• **EXERCISE TASK**:
Leaving out the pictures, retype all the material exactly.

— start of INPUT —

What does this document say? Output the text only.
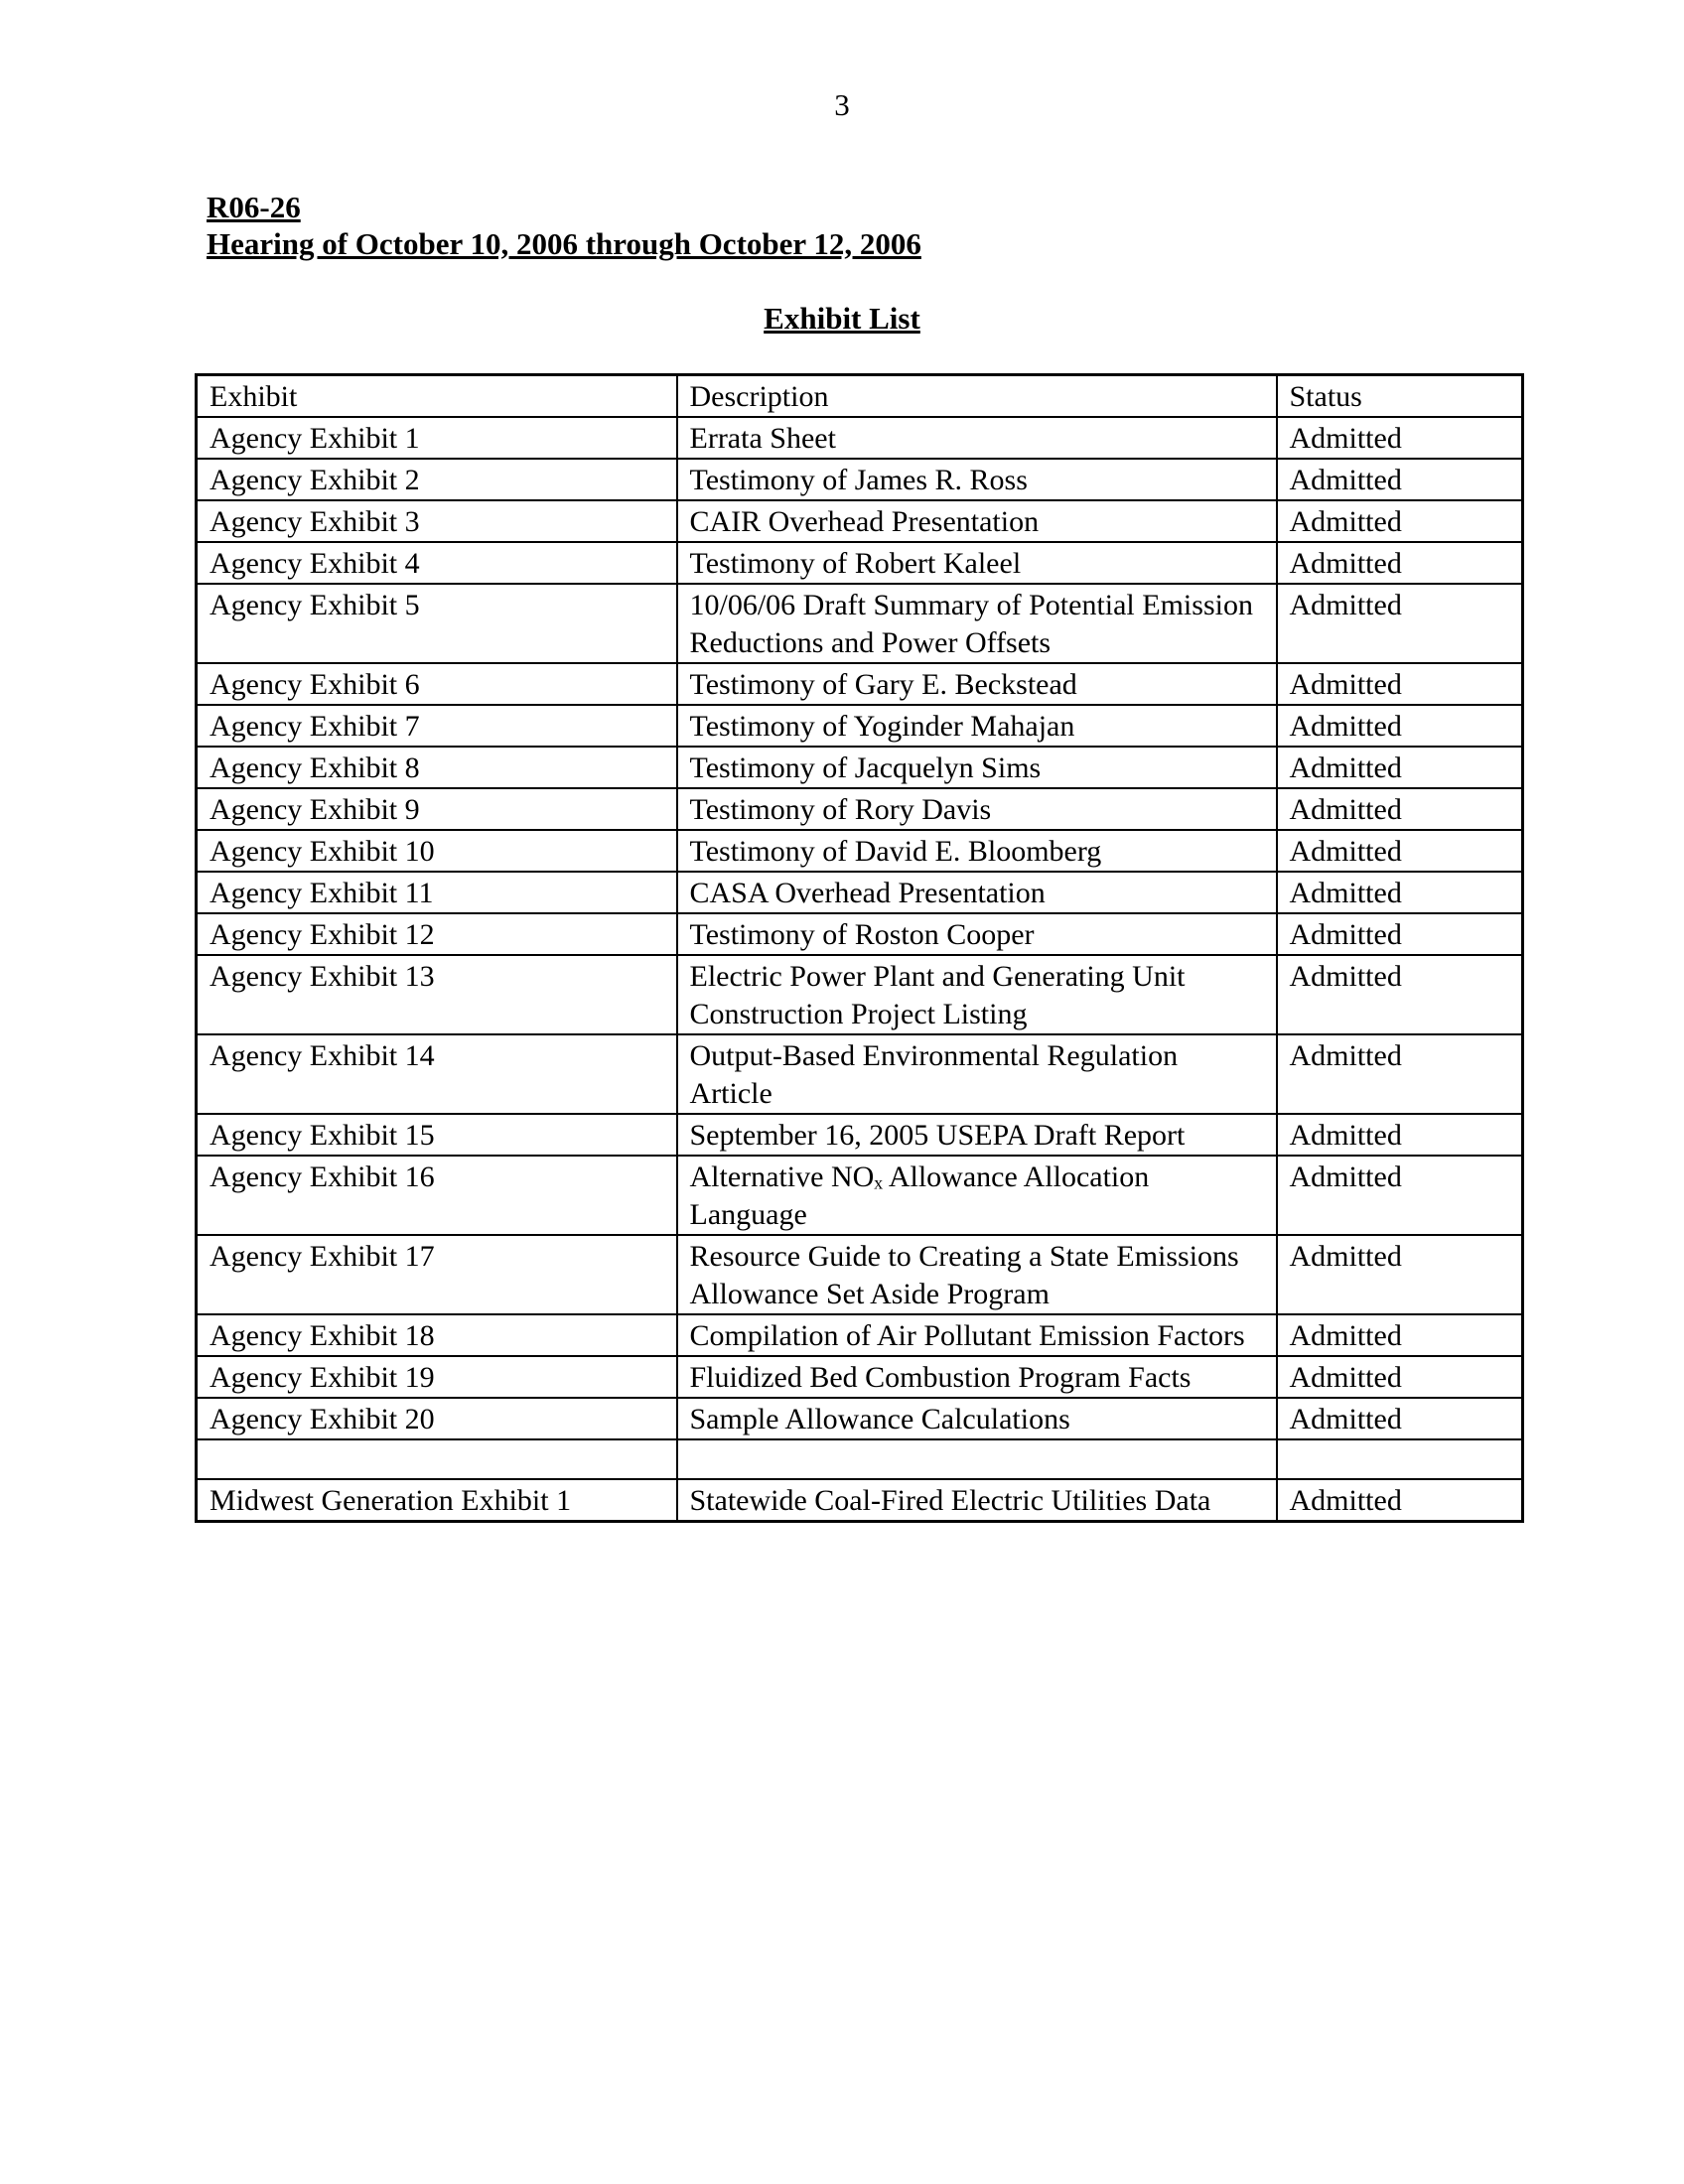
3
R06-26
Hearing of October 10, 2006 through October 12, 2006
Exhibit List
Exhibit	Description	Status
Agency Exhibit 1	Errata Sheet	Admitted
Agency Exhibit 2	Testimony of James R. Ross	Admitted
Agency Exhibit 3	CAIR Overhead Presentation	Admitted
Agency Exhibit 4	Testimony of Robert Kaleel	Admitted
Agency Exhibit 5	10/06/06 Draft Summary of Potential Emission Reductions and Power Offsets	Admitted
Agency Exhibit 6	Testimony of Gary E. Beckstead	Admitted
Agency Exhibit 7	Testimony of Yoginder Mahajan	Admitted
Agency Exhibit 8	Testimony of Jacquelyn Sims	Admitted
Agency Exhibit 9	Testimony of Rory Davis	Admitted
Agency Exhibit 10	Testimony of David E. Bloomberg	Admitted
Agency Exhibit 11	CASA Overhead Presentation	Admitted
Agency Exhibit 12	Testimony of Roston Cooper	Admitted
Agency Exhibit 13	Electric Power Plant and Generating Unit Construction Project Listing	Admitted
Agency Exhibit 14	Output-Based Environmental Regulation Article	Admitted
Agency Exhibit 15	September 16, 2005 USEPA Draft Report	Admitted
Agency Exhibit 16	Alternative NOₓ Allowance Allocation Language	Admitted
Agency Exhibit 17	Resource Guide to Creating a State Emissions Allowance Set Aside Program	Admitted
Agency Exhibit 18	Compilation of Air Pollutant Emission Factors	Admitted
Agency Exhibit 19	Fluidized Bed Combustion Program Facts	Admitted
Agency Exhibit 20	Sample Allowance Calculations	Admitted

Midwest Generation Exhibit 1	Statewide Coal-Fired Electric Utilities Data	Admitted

— end of INPUT —

• **RESPONSE**:
What does this document say? Output the text only.
3
R06-26
Hearing of October 10, 2006 through October 12, 2006
Exhibit List
Exhibit	Description	Status
Agency Exhibit 1	Errata Sheet	Admitted
Agency Exhibit 2	Testimony of James R. Ross	Admitted
Agency Exhibit 3	CAIR Overhead Presentation	Admitted
Agency Exhibit 4	Testimony of Robert Kaleel	Admitted
Agency Exhibit 5	10/06/06 Draft Summary of Potential Emission Reductions and Power Offsets	Admitted
Agency Exhibit 6	Testimony of Gary E. Beckstead	Admitted
Agency Exhibit 7	Testimony of Yoginder Mahajan	Admitted
Agency Exhibit 8	Testimony of Jacquelyn Sims	Admitted
Agency Exhibit 9	Testimony of Rory Davis	Admitted
Agency Exhibit 10	Testimony of David E. Bloomberg	Admitted
Agency Exhibit 11	CASA Overhead Presentation	Admitted
Agency Exhibit 12	Testimony of Roston Cooper	Admitted
Agency Exhibit 13	Electric Power Plant and Generating Unit Construction Project Listing	Admitted
Agency Exhibit 14	Output-Based Environmental Regulation Article	Admitted
Agency Exhibit 15	September 16, 2005 USEPA Draft Report	Admitted
Agency Exhibit 16	Alternative NOₓ Allowance Allocation Language	Admitted
Agency Exhibit 17	Resource Guide to Creating a State Emissions Allowance Set Aside Program	Admitted
Agency Exhibit 18	Compilation of Air Pollutant Emission Factors	Admitted
Agency Exhibit 19	Fluidized Bed Combustion Program Facts	Admitted
Agency Exhibit 20	Sample Allowance Calculations	Admitted

Midwest Generation Exhibit 1	Statewide Coal-Fired Electric Utilities Data	Admitted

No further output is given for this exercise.